Work to be completed:
Copy the material that follows word for word and omit its pictures.

Entries:

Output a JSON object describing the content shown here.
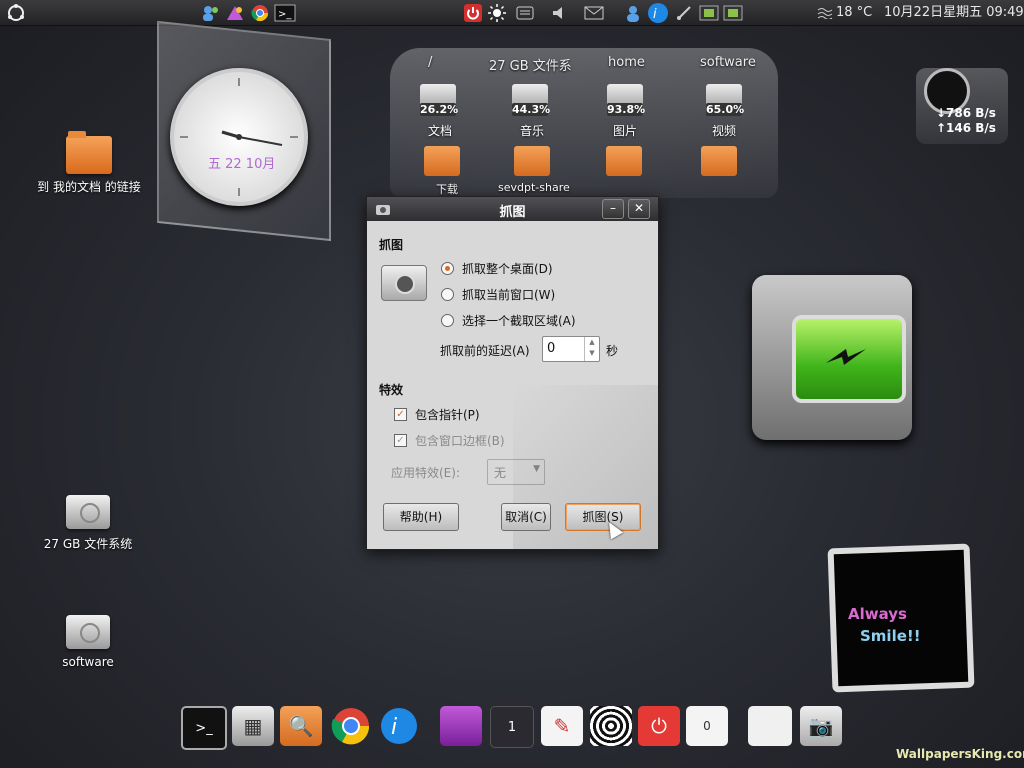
{
  "top_panel": {
    "weather": "18 °C",
    "datetime": "10月22日星期五 09:49"
  },
  "desktop_icons": [
    {
      "label": "到 我的文档 的链接"
    },
    {
      "label": "27 GB 文件系统"
    },
    {
      "label": "software"
    }
  ],
  "clock_widget": {
    "date": "五 22 10月"
  },
  "places_widget": {
    "headers": [
      "/",
      "27 GB 文件系",
      "home",
      "software"
    ],
    "disks": [
      {
        "percent": "26.2%",
        "label": "文档"
      },
      {
        "percent": "44.3%",
        "label": "音乐"
      },
      {
        "percent": "93.8%",
        "label": "图片"
      },
      {
        "percent": "65.0%",
        "label": "视频"
      }
    ],
    "folders": [
      {
        "label": "下载"
      },
      {
        "label": "sevdpt-share"
      },
      {
        "label": ""
      },
      {
        "label": ""
      }
    ]
  },
  "net_widget": {
    "down": "↓786 B/s",
    "up": "↑146 B/s"
  },
  "smile_widget": {
    "line1": "Always",
    "line2": "Smile!!"
  },
  "dock": {
    "workspace_num": "1",
    "counter": "0"
  },
  "dialog": {
    "title": "抓图",
    "section1": "抓图",
    "options": [
      {
        "label": "抓取整个桌面(D)",
        "selected": true
      },
      {
        "label": "抓取当前窗口(W)",
        "selected": false
      },
      {
        "label": "选择一个截取区域(A)",
        "selected": false
      }
    ],
    "delay_label": "抓取前的延迟(A)",
    "delay_value": "0",
    "delay_unit": "秒",
    "section2": "特效",
    "include_pointer": "包含指针(P)",
    "include_border": "包含窗口边框(B)",
    "apply_effect": "应用特效(E):",
    "effect_value": "无",
    "buttons": {
      "help": "帮助(H)",
      "cancel": "取消(C)",
      "capture": "抓图(S)"
    }
  },
  "watermark": "WallpapersKing.com",
  "colors": {
    "accent": "#d86a1e",
    "panel": "#2b2b2d"
  }
}
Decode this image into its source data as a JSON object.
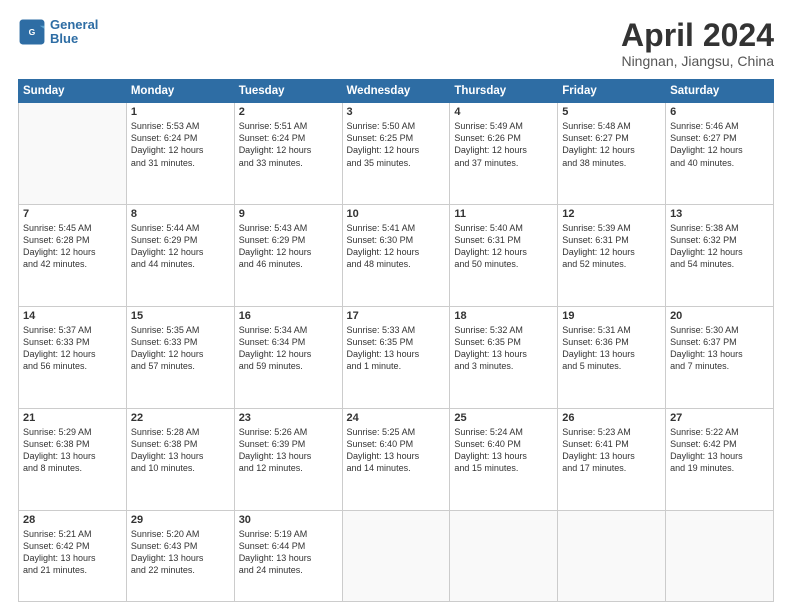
{
  "header": {
    "logo_line1": "General",
    "logo_line2": "Blue",
    "month": "April 2024",
    "location": "Ningnan, Jiangsu, China"
  },
  "weekdays": [
    "Sunday",
    "Monday",
    "Tuesday",
    "Wednesday",
    "Thursday",
    "Friday",
    "Saturday"
  ],
  "weeks": [
    [
      {
        "day": "",
        "info": ""
      },
      {
        "day": "1",
        "info": "Sunrise: 5:53 AM\nSunset: 6:24 PM\nDaylight: 12 hours\nand 31 minutes."
      },
      {
        "day": "2",
        "info": "Sunrise: 5:51 AM\nSunset: 6:24 PM\nDaylight: 12 hours\nand 33 minutes."
      },
      {
        "day": "3",
        "info": "Sunrise: 5:50 AM\nSunset: 6:25 PM\nDaylight: 12 hours\nand 35 minutes."
      },
      {
        "day": "4",
        "info": "Sunrise: 5:49 AM\nSunset: 6:26 PM\nDaylight: 12 hours\nand 37 minutes."
      },
      {
        "day": "5",
        "info": "Sunrise: 5:48 AM\nSunset: 6:27 PM\nDaylight: 12 hours\nand 38 minutes."
      },
      {
        "day": "6",
        "info": "Sunrise: 5:46 AM\nSunset: 6:27 PM\nDaylight: 12 hours\nand 40 minutes."
      }
    ],
    [
      {
        "day": "7",
        "info": "Sunrise: 5:45 AM\nSunset: 6:28 PM\nDaylight: 12 hours\nand 42 minutes."
      },
      {
        "day": "8",
        "info": "Sunrise: 5:44 AM\nSunset: 6:29 PM\nDaylight: 12 hours\nand 44 minutes."
      },
      {
        "day": "9",
        "info": "Sunrise: 5:43 AM\nSunset: 6:29 PM\nDaylight: 12 hours\nand 46 minutes."
      },
      {
        "day": "10",
        "info": "Sunrise: 5:41 AM\nSunset: 6:30 PM\nDaylight: 12 hours\nand 48 minutes."
      },
      {
        "day": "11",
        "info": "Sunrise: 5:40 AM\nSunset: 6:31 PM\nDaylight: 12 hours\nand 50 minutes."
      },
      {
        "day": "12",
        "info": "Sunrise: 5:39 AM\nSunset: 6:31 PM\nDaylight: 12 hours\nand 52 minutes."
      },
      {
        "day": "13",
        "info": "Sunrise: 5:38 AM\nSunset: 6:32 PM\nDaylight: 12 hours\nand 54 minutes."
      }
    ],
    [
      {
        "day": "14",
        "info": "Sunrise: 5:37 AM\nSunset: 6:33 PM\nDaylight: 12 hours\nand 56 minutes."
      },
      {
        "day": "15",
        "info": "Sunrise: 5:35 AM\nSunset: 6:33 PM\nDaylight: 12 hours\nand 57 minutes."
      },
      {
        "day": "16",
        "info": "Sunrise: 5:34 AM\nSunset: 6:34 PM\nDaylight: 12 hours\nand 59 minutes."
      },
      {
        "day": "17",
        "info": "Sunrise: 5:33 AM\nSunset: 6:35 PM\nDaylight: 13 hours\nand 1 minute."
      },
      {
        "day": "18",
        "info": "Sunrise: 5:32 AM\nSunset: 6:35 PM\nDaylight: 13 hours\nand 3 minutes."
      },
      {
        "day": "19",
        "info": "Sunrise: 5:31 AM\nSunset: 6:36 PM\nDaylight: 13 hours\nand 5 minutes."
      },
      {
        "day": "20",
        "info": "Sunrise: 5:30 AM\nSunset: 6:37 PM\nDaylight: 13 hours\nand 7 minutes."
      }
    ],
    [
      {
        "day": "21",
        "info": "Sunrise: 5:29 AM\nSunset: 6:38 PM\nDaylight: 13 hours\nand 8 minutes."
      },
      {
        "day": "22",
        "info": "Sunrise: 5:28 AM\nSunset: 6:38 PM\nDaylight: 13 hours\nand 10 minutes."
      },
      {
        "day": "23",
        "info": "Sunrise: 5:26 AM\nSunset: 6:39 PM\nDaylight: 13 hours\nand 12 minutes."
      },
      {
        "day": "24",
        "info": "Sunrise: 5:25 AM\nSunset: 6:40 PM\nDaylight: 13 hours\nand 14 minutes."
      },
      {
        "day": "25",
        "info": "Sunrise: 5:24 AM\nSunset: 6:40 PM\nDaylight: 13 hours\nand 15 minutes."
      },
      {
        "day": "26",
        "info": "Sunrise: 5:23 AM\nSunset: 6:41 PM\nDaylight: 13 hours\nand 17 minutes."
      },
      {
        "day": "27",
        "info": "Sunrise: 5:22 AM\nSunset: 6:42 PM\nDaylight: 13 hours\nand 19 minutes."
      }
    ],
    [
      {
        "day": "28",
        "info": "Sunrise: 5:21 AM\nSunset: 6:42 PM\nDaylight: 13 hours\nand 21 minutes."
      },
      {
        "day": "29",
        "info": "Sunrise: 5:20 AM\nSunset: 6:43 PM\nDaylight: 13 hours\nand 22 minutes."
      },
      {
        "day": "30",
        "info": "Sunrise: 5:19 AM\nSunset: 6:44 PM\nDaylight: 13 hours\nand 24 minutes."
      },
      {
        "day": "",
        "info": ""
      },
      {
        "day": "",
        "info": ""
      },
      {
        "day": "",
        "info": ""
      },
      {
        "day": "",
        "info": ""
      }
    ]
  ]
}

Result of the task:
Output a JSON object describing the content shown here.
{
  "top_panel": {
    "weather": "18 °C",
    "datetime": "10月22日星期五 09:49"
  },
  "desktop_icons": [
    {
      "label": "到 我的文档 的链接"
    },
    {
      "label": "27 GB 文件系统"
    },
    {
      "label": "software"
    }
  ],
  "clock_widget": {
    "date": "五 22 10月"
  },
  "places_widget": {
    "headers": [
      "/",
      "27 GB 文件系",
      "home",
      "software"
    ],
    "disks": [
      {
        "percent": "26.2%",
        "label": "文档"
      },
      {
        "percent": "44.3%",
        "label": "音乐"
      },
      {
        "percent": "93.8%",
        "label": "图片"
      },
      {
        "percent": "65.0%",
        "label": "视频"
      }
    ],
    "folders": [
      {
        "label": "下载"
      },
      {
        "label": "sevdpt-share"
      },
      {
        "label": ""
      },
      {
        "label": ""
      }
    ]
  },
  "net_widget": {
    "down": "↓786 B/s",
    "up": "↑146 B/s"
  },
  "smile_widget": {
    "line1": "Always",
    "line2": "Smile!!"
  },
  "dock": {
    "workspace_num": "1",
    "counter": "0"
  },
  "dialog": {
    "title": "抓图",
    "section1": "抓图",
    "options": [
      {
        "label": "抓取整个桌面(D)",
        "selected": true
      },
      {
        "label": "抓取当前窗口(W)",
        "selected": false
      },
      {
        "label": "选择一个截取区域(A)",
        "selected": false
      }
    ],
    "delay_label": "抓取前的延迟(A)",
    "delay_value": "0",
    "delay_unit": "秒",
    "section2": "特效",
    "include_pointer": "包含指针(P)",
    "include_border": "包含窗口边框(B)",
    "apply_effect": "应用特效(E):",
    "effect_value": "无",
    "buttons": {
      "help": "帮助(H)",
      "cancel": "取消(C)",
      "capture": "抓图(S)"
    }
  },
  "watermark": "WallpapersKing.com",
  "colors": {
    "accent": "#d86a1e",
    "panel": "#2b2b2d"
  }
}
Decode this image into its source data as a JSON object.
{
  "header": {
    "logo_line1": "General",
    "logo_line2": "Blue",
    "month": "April 2024",
    "location": "Ningnan, Jiangsu, China"
  },
  "weekdays": [
    "Sunday",
    "Monday",
    "Tuesday",
    "Wednesday",
    "Thursday",
    "Friday",
    "Saturday"
  ],
  "weeks": [
    [
      {
        "day": "",
        "info": ""
      },
      {
        "day": "1",
        "info": "Sunrise: 5:53 AM\nSunset: 6:24 PM\nDaylight: 12 hours\nand 31 minutes."
      },
      {
        "day": "2",
        "info": "Sunrise: 5:51 AM\nSunset: 6:24 PM\nDaylight: 12 hours\nand 33 minutes."
      },
      {
        "day": "3",
        "info": "Sunrise: 5:50 AM\nSunset: 6:25 PM\nDaylight: 12 hours\nand 35 minutes."
      },
      {
        "day": "4",
        "info": "Sunrise: 5:49 AM\nSunset: 6:26 PM\nDaylight: 12 hours\nand 37 minutes."
      },
      {
        "day": "5",
        "info": "Sunrise: 5:48 AM\nSunset: 6:27 PM\nDaylight: 12 hours\nand 38 minutes."
      },
      {
        "day": "6",
        "info": "Sunrise: 5:46 AM\nSunset: 6:27 PM\nDaylight: 12 hours\nand 40 minutes."
      }
    ],
    [
      {
        "day": "7",
        "info": "Sunrise: 5:45 AM\nSunset: 6:28 PM\nDaylight: 12 hours\nand 42 minutes."
      },
      {
        "day": "8",
        "info": "Sunrise: 5:44 AM\nSunset: 6:29 PM\nDaylight: 12 hours\nand 44 minutes."
      },
      {
        "day": "9",
        "info": "Sunrise: 5:43 AM\nSunset: 6:29 PM\nDaylight: 12 hours\nand 46 minutes."
      },
      {
        "day": "10",
        "info": "Sunrise: 5:41 AM\nSunset: 6:30 PM\nDaylight: 12 hours\nand 48 minutes."
      },
      {
        "day": "11",
        "info": "Sunrise: 5:40 AM\nSunset: 6:31 PM\nDaylight: 12 hours\nand 50 minutes."
      },
      {
        "day": "12",
        "info": "Sunrise: 5:39 AM\nSunset: 6:31 PM\nDaylight: 12 hours\nand 52 minutes."
      },
      {
        "day": "13",
        "info": "Sunrise: 5:38 AM\nSunset: 6:32 PM\nDaylight: 12 hours\nand 54 minutes."
      }
    ],
    [
      {
        "day": "14",
        "info": "Sunrise: 5:37 AM\nSunset: 6:33 PM\nDaylight: 12 hours\nand 56 minutes."
      },
      {
        "day": "15",
        "info": "Sunrise: 5:35 AM\nSunset: 6:33 PM\nDaylight: 12 hours\nand 57 minutes."
      },
      {
        "day": "16",
        "info": "Sunrise: 5:34 AM\nSunset: 6:34 PM\nDaylight: 12 hours\nand 59 minutes."
      },
      {
        "day": "17",
        "info": "Sunrise: 5:33 AM\nSunset: 6:35 PM\nDaylight: 13 hours\nand 1 minute."
      },
      {
        "day": "18",
        "info": "Sunrise: 5:32 AM\nSunset: 6:35 PM\nDaylight: 13 hours\nand 3 minutes."
      },
      {
        "day": "19",
        "info": "Sunrise: 5:31 AM\nSunset: 6:36 PM\nDaylight: 13 hours\nand 5 minutes."
      },
      {
        "day": "20",
        "info": "Sunrise: 5:30 AM\nSunset: 6:37 PM\nDaylight: 13 hours\nand 7 minutes."
      }
    ],
    [
      {
        "day": "21",
        "info": "Sunrise: 5:29 AM\nSunset: 6:38 PM\nDaylight: 13 hours\nand 8 minutes."
      },
      {
        "day": "22",
        "info": "Sunrise: 5:28 AM\nSunset: 6:38 PM\nDaylight: 13 hours\nand 10 minutes."
      },
      {
        "day": "23",
        "info": "Sunrise: 5:26 AM\nSunset: 6:39 PM\nDaylight: 13 hours\nand 12 minutes."
      },
      {
        "day": "24",
        "info": "Sunrise: 5:25 AM\nSunset: 6:40 PM\nDaylight: 13 hours\nand 14 minutes."
      },
      {
        "day": "25",
        "info": "Sunrise: 5:24 AM\nSunset: 6:40 PM\nDaylight: 13 hours\nand 15 minutes."
      },
      {
        "day": "26",
        "info": "Sunrise: 5:23 AM\nSunset: 6:41 PM\nDaylight: 13 hours\nand 17 minutes."
      },
      {
        "day": "27",
        "info": "Sunrise: 5:22 AM\nSunset: 6:42 PM\nDaylight: 13 hours\nand 19 minutes."
      }
    ],
    [
      {
        "day": "28",
        "info": "Sunrise: 5:21 AM\nSunset: 6:42 PM\nDaylight: 13 hours\nand 21 minutes."
      },
      {
        "day": "29",
        "info": "Sunrise: 5:20 AM\nSunset: 6:43 PM\nDaylight: 13 hours\nand 22 minutes."
      },
      {
        "day": "30",
        "info": "Sunrise: 5:19 AM\nSunset: 6:44 PM\nDaylight: 13 hours\nand 24 minutes."
      },
      {
        "day": "",
        "info": ""
      },
      {
        "day": "",
        "info": ""
      },
      {
        "day": "",
        "info": ""
      },
      {
        "day": "",
        "info": ""
      }
    ]
  ]
}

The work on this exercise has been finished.